Take the entries below and print all of them exactly, please.

<<<<

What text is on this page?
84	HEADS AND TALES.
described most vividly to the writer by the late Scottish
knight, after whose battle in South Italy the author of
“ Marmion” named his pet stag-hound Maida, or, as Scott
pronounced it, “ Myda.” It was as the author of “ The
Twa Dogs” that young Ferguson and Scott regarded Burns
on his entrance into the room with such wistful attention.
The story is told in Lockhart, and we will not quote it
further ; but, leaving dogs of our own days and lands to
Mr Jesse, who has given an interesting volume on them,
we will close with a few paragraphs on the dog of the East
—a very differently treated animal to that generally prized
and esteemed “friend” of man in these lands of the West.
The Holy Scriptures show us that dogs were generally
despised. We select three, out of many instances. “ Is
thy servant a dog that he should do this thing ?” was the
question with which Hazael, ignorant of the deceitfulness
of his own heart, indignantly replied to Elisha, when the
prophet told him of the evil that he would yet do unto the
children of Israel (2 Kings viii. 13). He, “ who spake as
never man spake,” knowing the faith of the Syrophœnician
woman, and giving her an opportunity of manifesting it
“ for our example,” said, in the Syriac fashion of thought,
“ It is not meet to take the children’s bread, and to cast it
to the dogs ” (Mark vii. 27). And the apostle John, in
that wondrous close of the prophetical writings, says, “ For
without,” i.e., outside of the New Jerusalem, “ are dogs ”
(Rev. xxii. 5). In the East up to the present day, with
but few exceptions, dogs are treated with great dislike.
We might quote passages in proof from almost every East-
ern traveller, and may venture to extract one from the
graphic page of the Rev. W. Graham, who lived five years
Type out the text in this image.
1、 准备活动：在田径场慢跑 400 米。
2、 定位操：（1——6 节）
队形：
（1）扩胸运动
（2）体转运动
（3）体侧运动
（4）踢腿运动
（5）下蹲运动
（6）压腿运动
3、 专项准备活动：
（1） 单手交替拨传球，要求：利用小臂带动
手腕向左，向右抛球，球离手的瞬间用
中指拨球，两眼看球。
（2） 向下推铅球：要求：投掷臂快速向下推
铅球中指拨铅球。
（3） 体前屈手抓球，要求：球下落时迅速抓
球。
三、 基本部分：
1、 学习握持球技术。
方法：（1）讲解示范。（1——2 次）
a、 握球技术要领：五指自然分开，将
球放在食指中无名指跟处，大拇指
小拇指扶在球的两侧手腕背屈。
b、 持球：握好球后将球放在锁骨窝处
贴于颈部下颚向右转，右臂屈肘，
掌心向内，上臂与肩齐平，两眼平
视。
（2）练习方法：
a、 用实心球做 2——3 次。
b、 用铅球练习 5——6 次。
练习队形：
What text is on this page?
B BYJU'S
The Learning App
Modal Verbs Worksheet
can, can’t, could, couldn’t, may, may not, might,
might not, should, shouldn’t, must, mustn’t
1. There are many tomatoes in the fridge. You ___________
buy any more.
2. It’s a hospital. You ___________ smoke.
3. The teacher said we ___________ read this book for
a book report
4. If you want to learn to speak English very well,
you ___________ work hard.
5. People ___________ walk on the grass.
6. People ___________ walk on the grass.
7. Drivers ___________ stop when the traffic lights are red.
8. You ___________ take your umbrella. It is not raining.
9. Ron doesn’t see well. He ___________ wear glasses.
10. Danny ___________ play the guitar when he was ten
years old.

>>>>

▶ EXERCISE SOLUTION:
What text is on this page?
84	HEADS AND TALES.
described most vividly to the writer by the late Scottish
knight, after whose battle in South Italy the author of
“ Marmion” named his pet stag-hound Maida, or, as Scott
pronounced it, “ Myda.” It was as the author of “ The
Twa Dogs” that young Ferguson and Scott regarded Burns
on his entrance into the room with such wistful attention.
The story is told in Lockhart, and we will not quote it
further ; but, leaving dogs of our own days and lands to
Mr Jesse, who has given an interesting volume on them,
we will close with a few paragraphs on the dog of the East
—a very differently treated animal to that generally prized
and esteemed “friend” of man in these lands of the West.
The Holy Scriptures show us that dogs were generally
despised. We select three, out of many instances. “ Is
thy servant a dog that he should do this thing ?” was the
question with which Hazael, ignorant of the deceitfulness
of his own heart, indignantly replied to Elisha, when the
prophet told him of the evil that he would yet do unto the
children of Israel (2 Kings viii. 13). He, “ who spake as
never man spake,” knowing the faith of the Syrophœnician
woman, and giving her an opportunity of manifesting it
“ for our example,” said, in the Syriac fashion of thought,
“ It is not meet to take the children’s bread, and to cast it
to the dogs ” (Mark vii. 27). And the apostle John, in
that wondrous close of the prophetical writings, says, “ For
without,” i.e., outside of the New Jerusalem, “ are dogs ”
(Rev. xxii. 5). In the East up to the present day, with
but few exceptions, dogs are treated with great dislike.
We might quote passages in proof from almost every East-
ern traveller, and may venture to extract one from the
graphic page of the Rev. W. Graham, who lived five years
Type out the text in this image.
1、 准备活动：在田径场慢跑 400 米。
2、 定位操：（1——6 节）
队形：
（1）扩胸运动
（2）体转运动
（3）体侧运动
（4）踢腿运动
（5）下蹲运动
（6）压腿运动
3、 专项准备活动：
（1） 单手交替拨传球，要求：利用小臂带动
手腕向左，向右抛球，球离手的瞬间用
中指拨球，两眼看球。
（2） 向下推铅球：要求：投掷臂快速向下推
铅球中指拨铅球。
（3） 体前屈手抓球，要求：球下落时迅速抓
球。
三、 基本部分：
1、 学习握持球技术。
方法：（1）讲解示范。（1——2 次）
a、 握球技术要领：五指自然分开，将
球放在食指中无名指跟处，大拇指
小拇指扶在球的两侧手腕背屈。
b、 持球：握好球后将球放在锁骨窝处
贴于颈部下颚向右转，右臂屈肘，
掌心向内，上臂与肩齐平，两眼平
视。
（2）练习方法：
a、 用实心球做 2——3 次。
b、 用铅球练习 5——6 次。
练习队形：
What text is on this page?
B BYJU'S
The Learning App
Modal Verbs Worksheet
can, can’t, could, couldn’t, may, may not, might,
might not, should, shouldn’t, must, mustn’t
1. There are many tomatoes in the fridge. You ___________
buy any more.
2. It’s a hospital. You ___________ smoke.
3. The teacher said we ___________ read this book for
a book report
4. If you want to learn to speak English very well,
you ___________ work hard.
5. People ___________ walk on the grass.
6. People ___________ walk on the grass.
7. Drivers ___________ stop when the traffic lights are red.
8. You ___________ take your umbrella. It is not raining.
9. Ron doesn’t see well. He ___________ wear glasses.
10. Danny ___________ play the guitar when he was ten
years old.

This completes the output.